[Aim of the exercise]
Output the entries below exactly as written, omitting pictures.
───── Material ─────
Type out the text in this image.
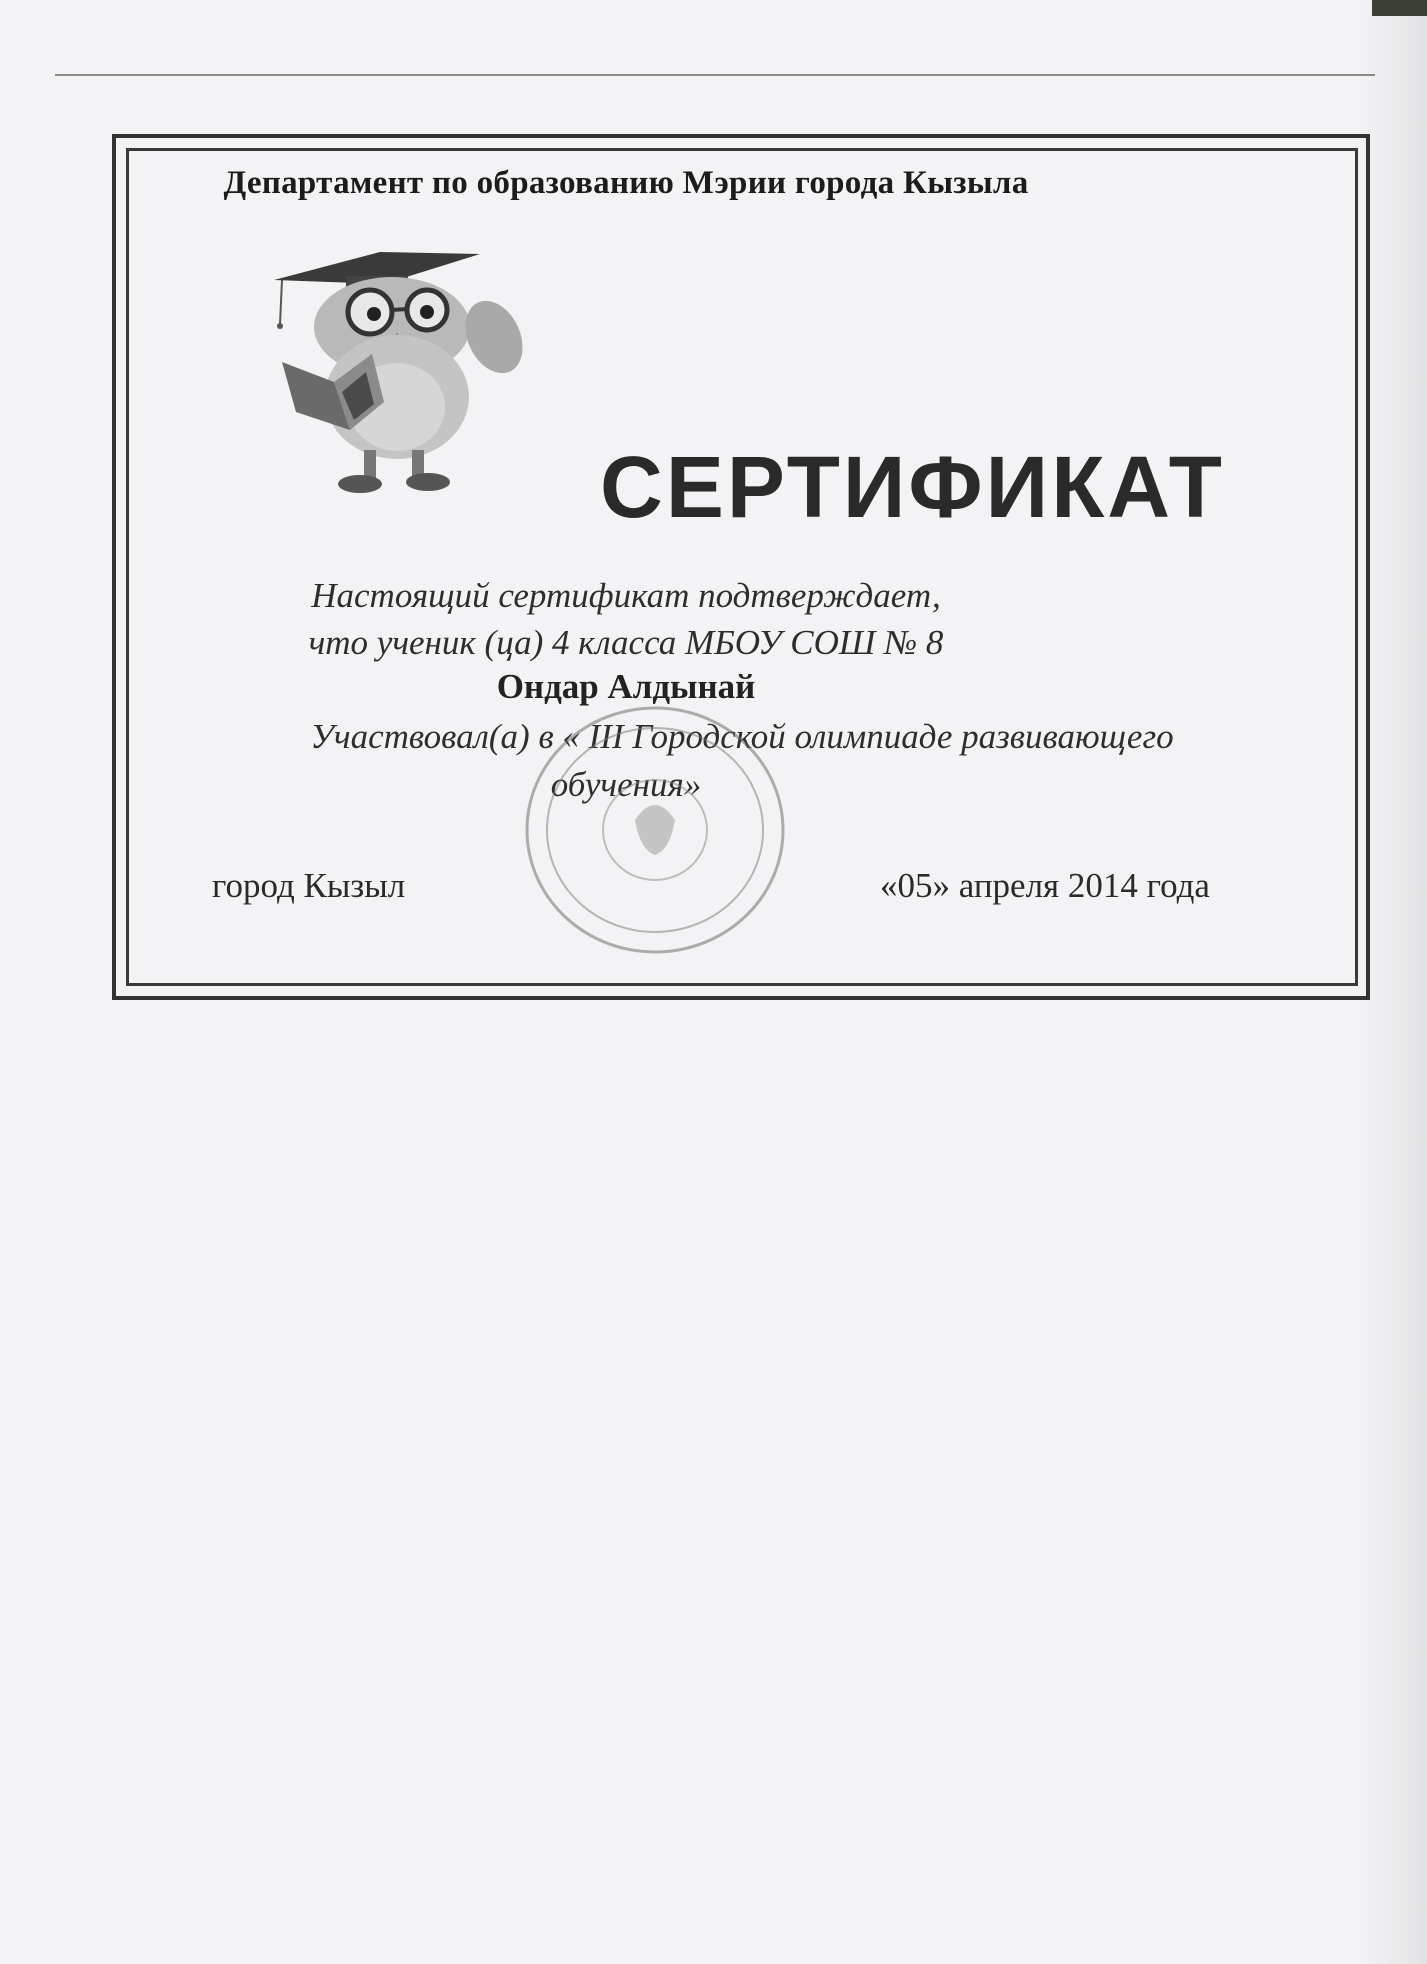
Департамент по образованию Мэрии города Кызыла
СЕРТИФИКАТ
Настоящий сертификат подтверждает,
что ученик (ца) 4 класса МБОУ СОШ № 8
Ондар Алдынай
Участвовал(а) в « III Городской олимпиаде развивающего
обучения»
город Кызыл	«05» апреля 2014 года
─────
[Answer for the task]
Type out the text in this image.
Департамент по образованию Мэрии города Кызыла
СЕРТИФИКАТ
Настоящий сертификат подтверждает,
что ученик (ца) 4 класса МБОУ СОШ № 8
Ондар Алдынай
Участвовал(а) в « III Городской олимпиаде развивающего
обучения»
город Кызыл	«05» апреля 2014 года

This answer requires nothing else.